Supplied material >>
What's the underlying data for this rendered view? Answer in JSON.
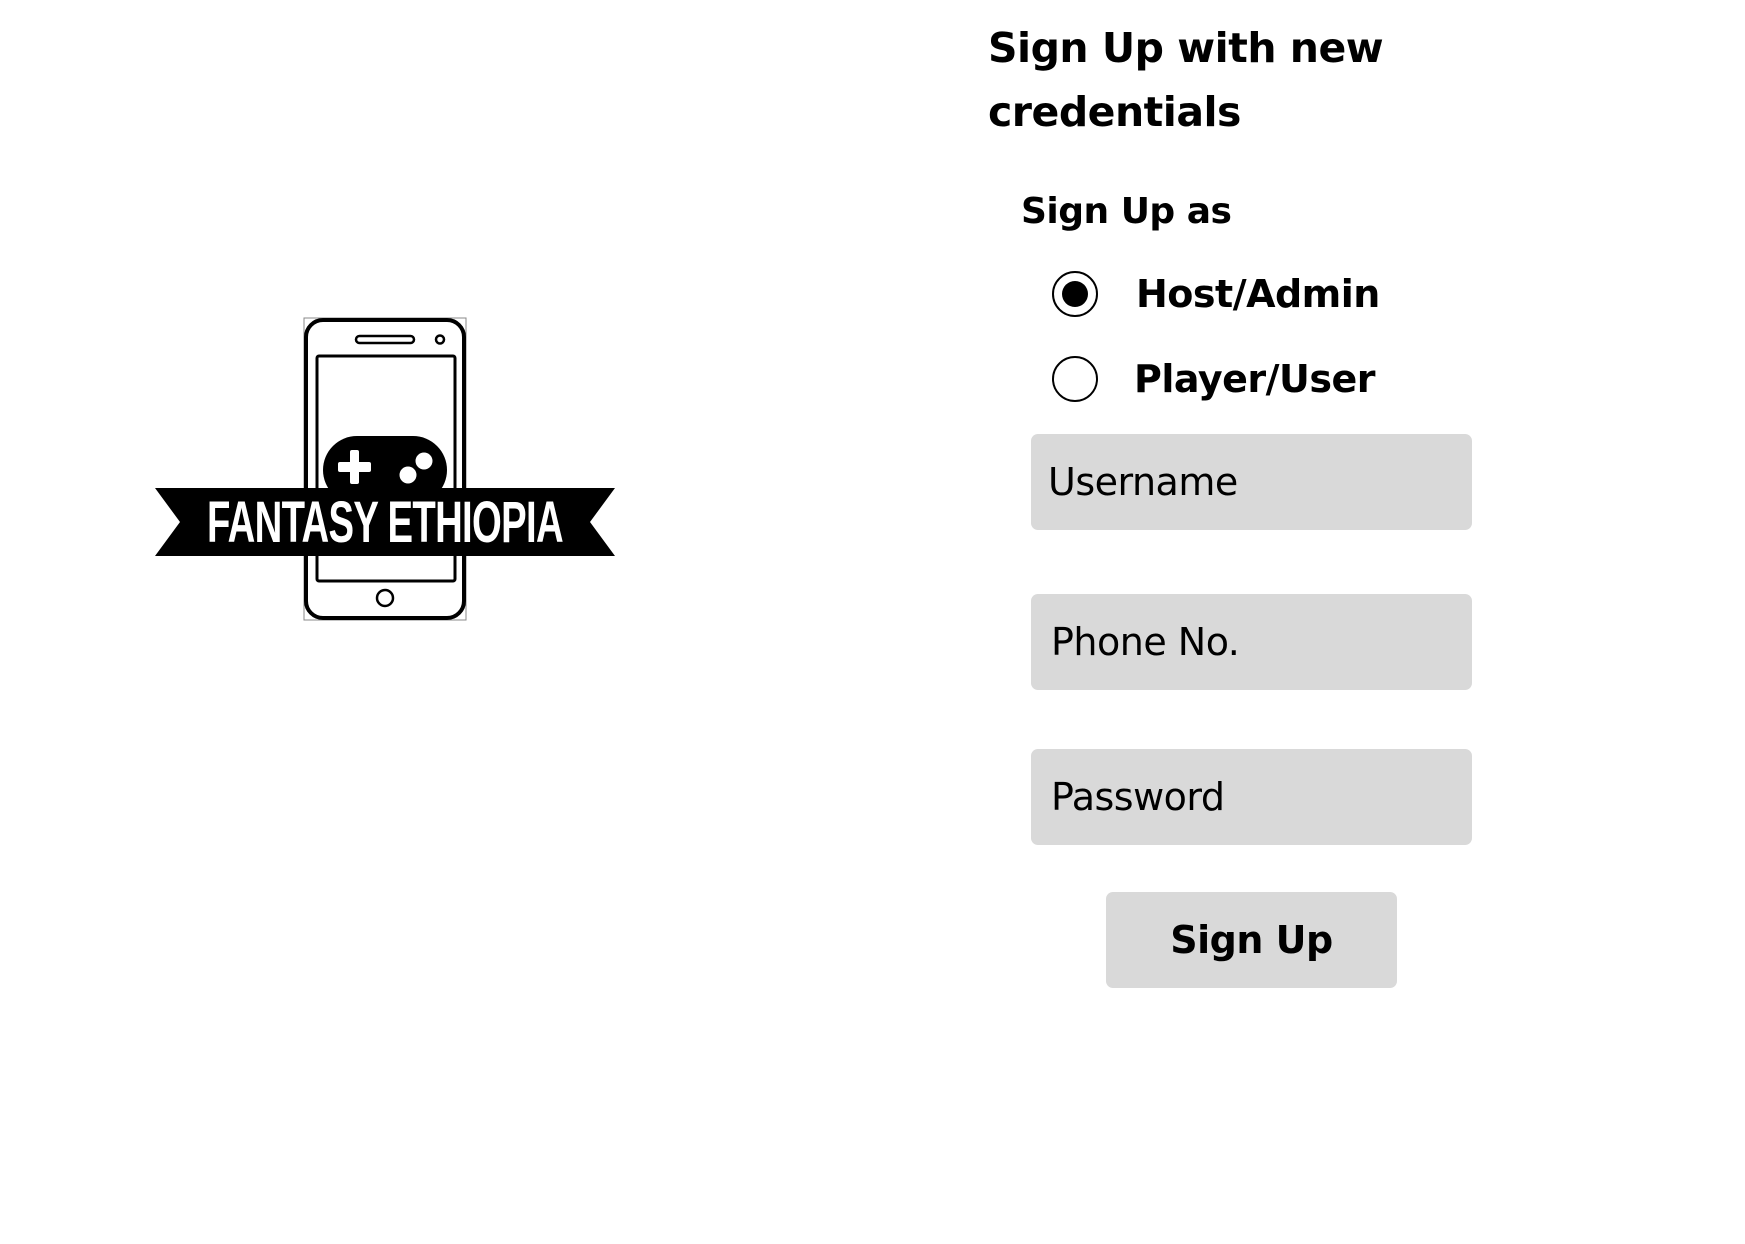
{
  "logo": {
    "text": "FANTASY ETHIOPIA"
  },
  "form": {
    "title": "Sign Up with new credentials",
    "signup_as_label": "Sign Up as",
    "roles": [
      {
        "label": "Host/Admin",
        "selected": true
      },
      {
        "label": "Player/User",
        "selected": false
      }
    ],
    "fields": {
      "username": {
        "placeholder": "Username",
        "value": ""
      },
      "phone": {
        "placeholder": "Phone No.",
        "value": ""
      },
      "password": {
        "placeholder": "Password",
        "value": ""
      }
    },
    "submit_label": "Sign Up"
  },
  "colors": {
    "field_background": "#d9d9d9",
    "text": "#000000",
    "page_background": "#ffffff",
    "logo_primary": "#000000"
  },
  "icons": {
    "logo_icons": [
      "smartphone-icon",
      "gamepad-icon",
      "ribbon-banner"
    ]
  }
}
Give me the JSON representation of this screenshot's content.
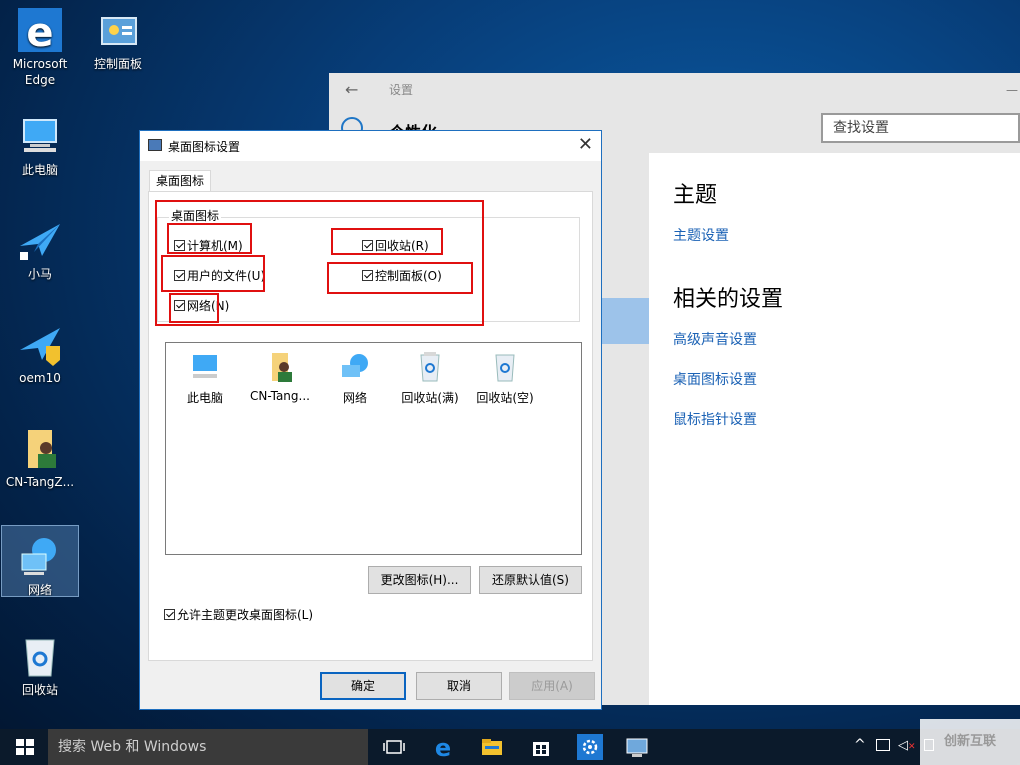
{
  "desktop": {
    "icons": [
      {
        "label": "Microsoft Edge"
      },
      {
        "label": "控制面板"
      },
      {
        "label": "此电脑"
      },
      {
        "label": "小马"
      },
      {
        "label": "oem10"
      },
      {
        "label": "CN-TangZ..."
      },
      {
        "label": "网络"
      },
      {
        "label": "回收站"
      }
    ]
  },
  "settings": {
    "window_title": "设置",
    "page_title": "个性化",
    "search_placeholder": "查找设置",
    "section_theme": "主题",
    "link_theme_settings": "主题设置",
    "section_related": "相关的设置",
    "link_advanced_sound": "高级声音设置",
    "link_desktop_icons": "桌面图标设置",
    "link_mouse_pointer": "鼠标指针设置"
  },
  "dialog": {
    "title": "桌面图标设置",
    "tab": "桌面图标",
    "group_label": "桌面图标",
    "checkboxes": {
      "computer": "计算机(M)",
      "recycle": "回收站(R)",
      "user_files": "用户的文件(U)",
      "control_panel": "控制面板(O)",
      "network": "网络(N)"
    },
    "icon_list": [
      {
        "label": "此电脑"
      },
      {
        "label": "CN-Tang..."
      },
      {
        "label": "网络"
      },
      {
        "label": "回收站(满)"
      },
      {
        "label": "回收站(空)"
      }
    ],
    "change_icon_button": "更改图标(H)...",
    "restore_default_button": "还原默认值(S)",
    "allow_themes_checkbox": "允许主题更改桌面图标(L)",
    "ok_button": "确定",
    "cancel_button": "取消",
    "apply_button": "应用(A)"
  },
  "taskbar": {
    "search_placeholder": "搜索 Web 和 Windows"
  },
  "watermark": "创新互联",
  "colors": {
    "accent": "#1b62b5",
    "highlight_red": "#e01010",
    "taskbar": "#0b1a2b"
  }
}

Directions for this task >>
Omitting all images, retype each line of the records precisely.

Finished exercise >>
What's the underlying data for this rendered view? Answer in JSON.
{
  "logo": {
    "text": "FANTASY ETHIOPIA"
  },
  "form": {
    "title": "Sign Up with new credentials",
    "signup_as_label": "Sign Up as",
    "roles": [
      {
        "label": "Host/Admin",
        "selected": true
      },
      {
        "label": "Player/User",
        "selected": false
      }
    ],
    "fields": {
      "username": {
        "placeholder": "Username",
        "value": ""
      },
      "phone": {
        "placeholder": "Phone No.",
        "value": ""
      },
      "password": {
        "placeholder": "Password",
        "value": ""
      }
    },
    "submit_label": "Sign Up"
  },
  "colors": {
    "field_background": "#d9d9d9",
    "text": "#000000",
    "page_background": "#ffffff",
    "logo_primary": "#000000"
  },
  "icons": {
    "logo_icons": [
      "smartphone-icon",
      "gamepad-icon",
      "ribbon-banner"
    ]
  }
}
Give me the JSON representation of this screenshot's content.
{
  "desktop": {
    "icons": [
      {
        "label": "Microsoft Edge"
      },
      {
        "label": "控制面板"
      },
      {
        "label": "此电脑"
      },
      {
        "label": "小马"
      },
      {
        "label": "oem10"
      },
      {
        "label": "CN-TangZ..."
      },
      {
        "label": "网络"
      },
      {
        "label": "回收站"
      }
    ]
  },
  "settings": {
    "window_title": "设置",
    "page_title": "个性化",
    "search_placeholder": "查找设置",
    "section_theme": "主题",
    "link_theme_settings": "主题设置",
    "section_related": "相关的设置",
    "link_advanced_sound": "高级声音设置",
    "link_desktop_icons": "桌面图标设置",
    "link_mouse_pointer": "鼠标指针设置"
  },
  "dialog": {
    "title": "桌面图标设置",
    "tab": "桌面图标",
    "group_label": "桌面图标",
    "checkboxes": {
      "computer": "计算机(M)",
      "recycle": "回收站(R)",
      "user_files": "用户的文件(U)",
      "control_panel": "控制面板(O)",
      "network": "网络(N)"
    },
    "icon_list": [
      {
        "label": "此电脑"
      },
      {
        "label": "CN-Tang..."
      },
      {
        "label": "网络"
      },
      {
        "label": "回收站(满)"
      },
      {
        "label": "回收站(空)"
      }
    ],
    "change_icon_button": "更改图标(H)...",
    "restore_default_button": "还原默认值(S)",
    "allow_themes_checkbox": "允许主题更改桌面图标(L)",
    "ok_button": "确定",
    "cancel_button": "取消",
    "apply_button": "应用(A)"
  },
  "taskbar": {
    "search_placeholder": "搜索 Web 和 Windows"
  },
  "watermark": "创新互联",
  "colors": {
    "accent": "#1b62b5",
    "highlight_red": "#e01010",
    "taskbar": "#0b1a2b"
  }
}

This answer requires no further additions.